#### Entries provided:
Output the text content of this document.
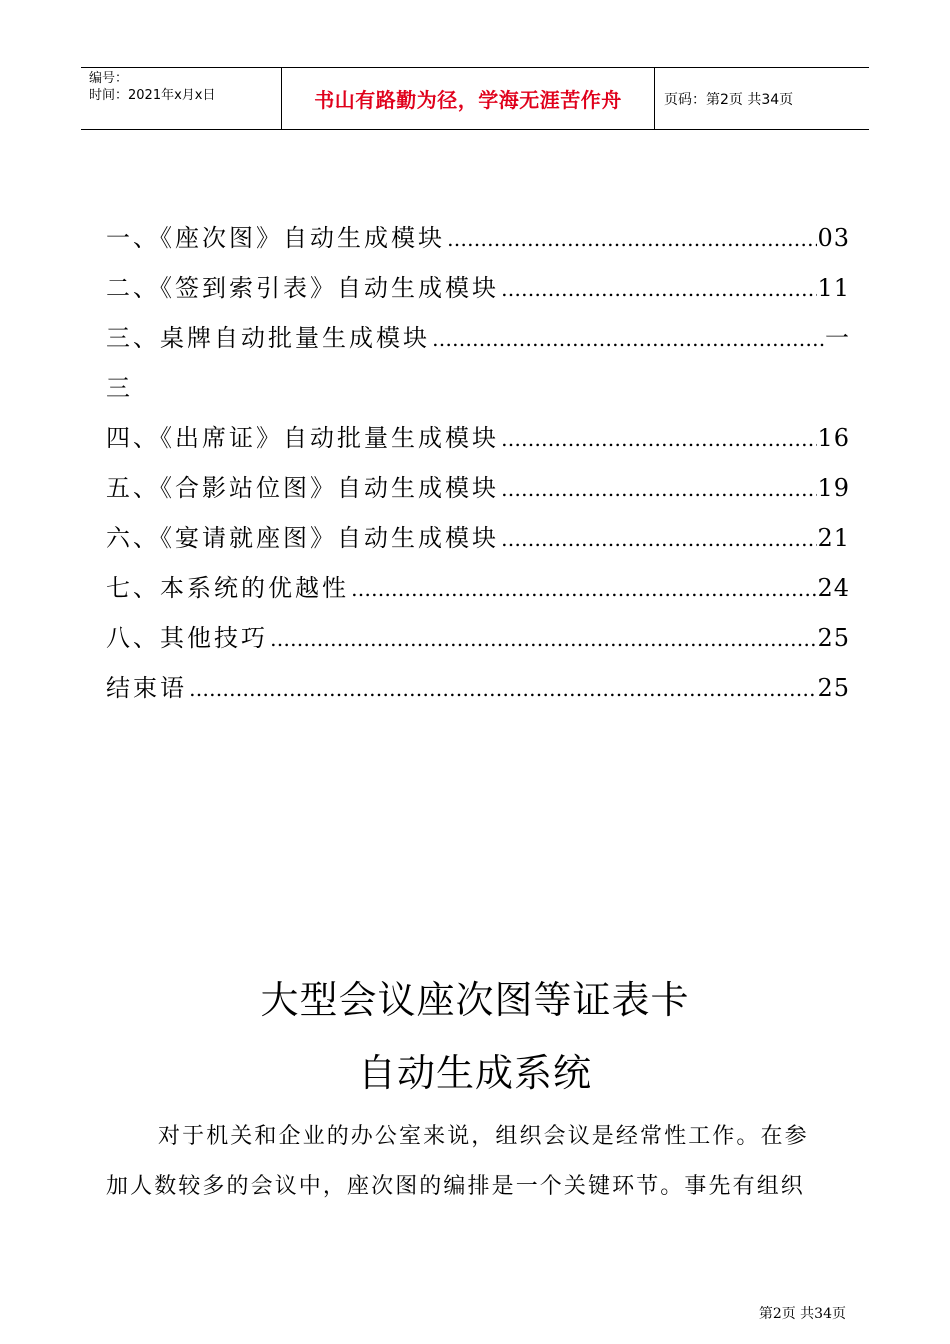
编号：
时间：2021年x月x日	书山有路勤为径，学海无涯苦作舟	页码：第2页 共34页
一、《座次图》自动生成模块 ……………………………………………………………………………………………………………………	03
二、《签到索引表》自动生成模块 ……………………………………………………………………………………………………………………	11
三、桌牌自动批量生成模块 ……………………………………………………………………………………………………………………	一
三
四、《出席证》自动批量生成模块 ……………………………………………………………………………………………………………………	16
五、《合影站位图》自动生成模块 ……………………………………………………………………………………………………………………	19
六、《宴请就座图》自动生成模块 ……………………………………………………………………………………………………………………	21
七、本系统的优越性 ……………………………………………………………………………………………………………………	24
八、其他技巧 ……………………………………………………………………………………………………………………	25
结束语 ……………………………………………………………………………………………………………………	25
大型会议座次图等证表卡
自动生成系统
对于机关和企业的办公室来说，组织会议是经常性工作。在参
加人数较多的会议中，座次图的编排是一个关键环节。事先有组织
第2页 共34页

#### What you need to do:
Copy the records exactly as they appear, excluding images.

#### Answer to the task:
Output the text content of this document.
编号：
时间：2021年x月x日	书山有路勤为径，学海无涯苦作舟	页码：第2页 共34页
一、《座次图》自动生成模块 ……………………………………………………………………………………………………………………	03
二、《签到索引表》自动生成模块 ……………………………………………………………………………………………………………………	11
三、桌牌自动批量生成模块 ……………………………………………………………………………………………………………………	一
三
四、《出席证》自动批量生成模块 ……………………………………………………………………………………………………………………	16
五、《合影站位图》自动生成模块 ……………………………………………………………………………………………………………………	19
六、《宴请就座图》自动生成模块 ……………………………………………………………………………………………………………………	21
七、本系统的优越性 ……………………………………………………………………………………………………………………	24
八、其他技巧 ……………………………………………………………………………………………………………………	25
结束语 ……………………………………………………………………………………………………………………	25
大型会议座次图等证表卡
自动生成系统
对于机关和企业的办公室来说，组织会议是经常性工作。在参
加人数较多的会议中，座次图的编排是一个关键环节。事先有组织
第2页 共34页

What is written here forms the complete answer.